◆ **Short task**
Pull out all lines from the listing below in which the word "Audience" appears.

·····

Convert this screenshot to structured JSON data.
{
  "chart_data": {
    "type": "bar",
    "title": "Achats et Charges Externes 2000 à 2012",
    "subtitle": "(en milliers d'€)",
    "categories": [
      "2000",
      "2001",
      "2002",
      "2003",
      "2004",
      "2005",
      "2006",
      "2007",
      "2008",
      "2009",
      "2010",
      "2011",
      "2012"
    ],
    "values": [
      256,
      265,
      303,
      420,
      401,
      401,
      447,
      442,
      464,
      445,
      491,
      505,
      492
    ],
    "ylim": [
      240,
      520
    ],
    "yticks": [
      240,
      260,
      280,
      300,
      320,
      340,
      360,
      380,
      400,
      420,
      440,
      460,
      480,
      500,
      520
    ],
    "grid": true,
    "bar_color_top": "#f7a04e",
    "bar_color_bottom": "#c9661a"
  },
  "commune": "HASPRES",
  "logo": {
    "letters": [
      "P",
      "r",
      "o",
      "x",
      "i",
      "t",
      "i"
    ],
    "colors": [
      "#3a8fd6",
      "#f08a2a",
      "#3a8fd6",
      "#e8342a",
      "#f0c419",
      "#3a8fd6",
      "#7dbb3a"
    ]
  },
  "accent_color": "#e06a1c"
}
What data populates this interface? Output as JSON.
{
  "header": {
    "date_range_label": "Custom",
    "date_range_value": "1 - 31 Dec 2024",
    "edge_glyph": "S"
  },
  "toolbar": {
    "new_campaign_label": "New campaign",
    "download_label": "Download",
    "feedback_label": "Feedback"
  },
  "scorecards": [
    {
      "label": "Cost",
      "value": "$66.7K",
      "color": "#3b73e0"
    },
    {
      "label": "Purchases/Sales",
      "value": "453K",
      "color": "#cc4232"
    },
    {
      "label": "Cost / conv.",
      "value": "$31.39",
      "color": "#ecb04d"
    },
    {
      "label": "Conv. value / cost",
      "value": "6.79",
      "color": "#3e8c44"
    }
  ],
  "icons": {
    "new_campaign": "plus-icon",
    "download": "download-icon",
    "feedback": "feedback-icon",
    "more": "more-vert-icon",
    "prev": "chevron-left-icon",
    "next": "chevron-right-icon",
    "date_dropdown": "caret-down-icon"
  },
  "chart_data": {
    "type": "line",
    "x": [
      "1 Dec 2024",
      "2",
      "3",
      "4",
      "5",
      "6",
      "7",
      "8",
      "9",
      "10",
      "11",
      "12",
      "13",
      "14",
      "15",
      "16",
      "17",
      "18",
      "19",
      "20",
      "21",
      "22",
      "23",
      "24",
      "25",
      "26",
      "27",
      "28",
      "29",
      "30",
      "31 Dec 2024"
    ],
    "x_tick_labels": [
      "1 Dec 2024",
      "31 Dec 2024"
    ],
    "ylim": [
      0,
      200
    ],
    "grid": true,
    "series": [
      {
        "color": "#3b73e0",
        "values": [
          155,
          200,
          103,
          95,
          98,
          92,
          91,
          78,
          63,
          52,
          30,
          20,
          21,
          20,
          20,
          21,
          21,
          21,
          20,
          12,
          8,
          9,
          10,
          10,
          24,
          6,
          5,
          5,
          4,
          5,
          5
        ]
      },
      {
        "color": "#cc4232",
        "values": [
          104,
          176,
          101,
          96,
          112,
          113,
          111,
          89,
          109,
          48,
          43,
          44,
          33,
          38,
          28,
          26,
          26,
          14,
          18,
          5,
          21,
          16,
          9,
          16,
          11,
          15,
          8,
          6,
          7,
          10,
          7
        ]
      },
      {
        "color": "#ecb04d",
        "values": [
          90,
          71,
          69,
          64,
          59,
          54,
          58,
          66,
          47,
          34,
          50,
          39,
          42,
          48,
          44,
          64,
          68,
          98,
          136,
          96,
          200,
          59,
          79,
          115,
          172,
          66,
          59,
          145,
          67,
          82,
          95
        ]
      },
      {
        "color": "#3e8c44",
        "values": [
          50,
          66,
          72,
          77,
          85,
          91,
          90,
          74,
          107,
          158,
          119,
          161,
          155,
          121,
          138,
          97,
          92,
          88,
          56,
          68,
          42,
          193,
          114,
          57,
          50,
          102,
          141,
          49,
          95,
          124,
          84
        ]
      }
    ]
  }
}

·····

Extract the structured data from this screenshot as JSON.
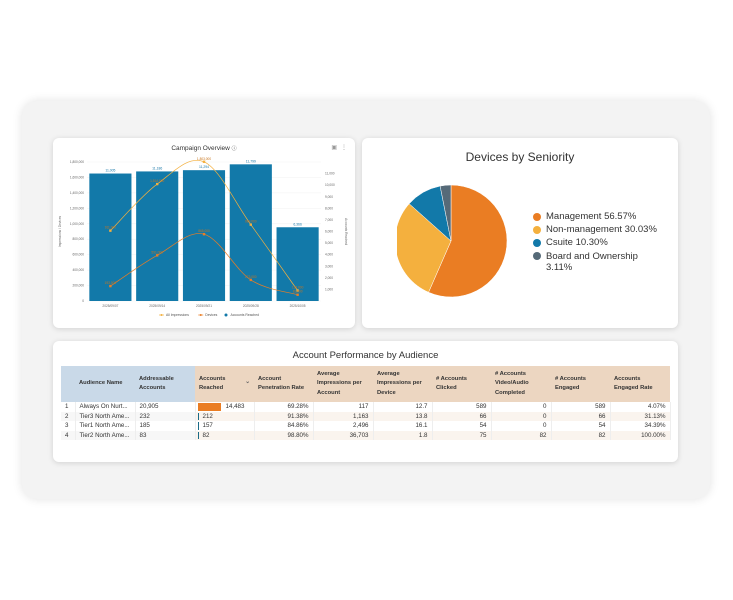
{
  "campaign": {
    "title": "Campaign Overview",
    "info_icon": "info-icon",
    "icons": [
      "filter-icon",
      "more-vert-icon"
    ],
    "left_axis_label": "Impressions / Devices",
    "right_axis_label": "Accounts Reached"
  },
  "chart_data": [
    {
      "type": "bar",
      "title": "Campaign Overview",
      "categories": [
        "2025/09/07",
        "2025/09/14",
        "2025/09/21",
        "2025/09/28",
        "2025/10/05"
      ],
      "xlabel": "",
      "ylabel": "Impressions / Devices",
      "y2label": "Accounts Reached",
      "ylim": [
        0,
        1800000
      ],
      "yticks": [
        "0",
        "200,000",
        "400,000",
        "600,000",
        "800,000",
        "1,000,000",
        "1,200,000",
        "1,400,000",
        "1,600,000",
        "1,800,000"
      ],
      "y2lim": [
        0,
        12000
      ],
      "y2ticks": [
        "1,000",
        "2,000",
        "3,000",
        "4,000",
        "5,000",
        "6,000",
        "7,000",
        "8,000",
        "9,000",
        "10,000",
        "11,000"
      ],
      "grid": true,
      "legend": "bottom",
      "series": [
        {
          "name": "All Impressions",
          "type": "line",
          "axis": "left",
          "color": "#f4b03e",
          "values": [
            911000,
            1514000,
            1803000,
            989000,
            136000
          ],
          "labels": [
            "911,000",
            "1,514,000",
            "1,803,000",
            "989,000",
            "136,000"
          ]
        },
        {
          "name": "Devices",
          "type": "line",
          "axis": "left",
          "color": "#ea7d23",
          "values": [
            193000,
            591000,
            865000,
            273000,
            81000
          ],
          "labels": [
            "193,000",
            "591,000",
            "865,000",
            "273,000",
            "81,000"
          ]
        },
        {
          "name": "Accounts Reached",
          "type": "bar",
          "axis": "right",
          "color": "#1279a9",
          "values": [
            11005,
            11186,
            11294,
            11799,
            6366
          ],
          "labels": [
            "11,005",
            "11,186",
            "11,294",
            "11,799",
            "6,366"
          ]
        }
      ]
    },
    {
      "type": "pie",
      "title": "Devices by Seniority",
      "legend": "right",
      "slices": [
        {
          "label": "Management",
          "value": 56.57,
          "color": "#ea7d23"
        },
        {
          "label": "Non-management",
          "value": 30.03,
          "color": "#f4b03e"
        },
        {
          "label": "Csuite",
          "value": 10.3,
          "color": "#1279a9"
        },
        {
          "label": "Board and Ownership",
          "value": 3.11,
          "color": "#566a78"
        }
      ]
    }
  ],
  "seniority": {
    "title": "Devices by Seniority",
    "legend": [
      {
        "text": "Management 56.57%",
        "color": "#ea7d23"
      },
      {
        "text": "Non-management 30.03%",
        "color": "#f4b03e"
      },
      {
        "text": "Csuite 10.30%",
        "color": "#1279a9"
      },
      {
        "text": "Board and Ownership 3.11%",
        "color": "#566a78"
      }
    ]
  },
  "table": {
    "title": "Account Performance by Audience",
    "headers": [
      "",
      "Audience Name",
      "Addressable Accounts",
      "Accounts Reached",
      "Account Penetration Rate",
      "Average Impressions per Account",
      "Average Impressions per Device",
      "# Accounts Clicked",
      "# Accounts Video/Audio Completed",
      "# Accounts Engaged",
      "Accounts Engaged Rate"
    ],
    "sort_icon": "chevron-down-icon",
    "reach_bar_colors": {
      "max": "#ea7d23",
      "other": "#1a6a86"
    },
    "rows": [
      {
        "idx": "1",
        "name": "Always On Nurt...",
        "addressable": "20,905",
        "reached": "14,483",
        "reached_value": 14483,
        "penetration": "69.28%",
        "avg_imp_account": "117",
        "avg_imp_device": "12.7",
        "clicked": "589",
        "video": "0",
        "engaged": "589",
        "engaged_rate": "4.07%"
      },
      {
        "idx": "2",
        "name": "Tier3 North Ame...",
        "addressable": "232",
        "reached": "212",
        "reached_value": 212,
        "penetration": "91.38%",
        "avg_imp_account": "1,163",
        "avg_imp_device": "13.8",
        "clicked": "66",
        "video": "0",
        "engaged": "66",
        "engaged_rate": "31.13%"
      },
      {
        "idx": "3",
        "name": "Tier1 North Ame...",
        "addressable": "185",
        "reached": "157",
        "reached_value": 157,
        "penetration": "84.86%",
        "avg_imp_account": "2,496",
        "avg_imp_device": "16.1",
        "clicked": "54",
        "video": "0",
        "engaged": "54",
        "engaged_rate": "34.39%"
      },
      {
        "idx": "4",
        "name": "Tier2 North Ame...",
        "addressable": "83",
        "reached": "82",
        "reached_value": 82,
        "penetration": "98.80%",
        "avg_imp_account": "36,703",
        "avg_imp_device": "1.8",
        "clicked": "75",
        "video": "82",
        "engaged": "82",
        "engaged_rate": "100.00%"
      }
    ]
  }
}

·····

◆ **Reply**
    "title": "Account Performance by Audience",
      "Audience Name",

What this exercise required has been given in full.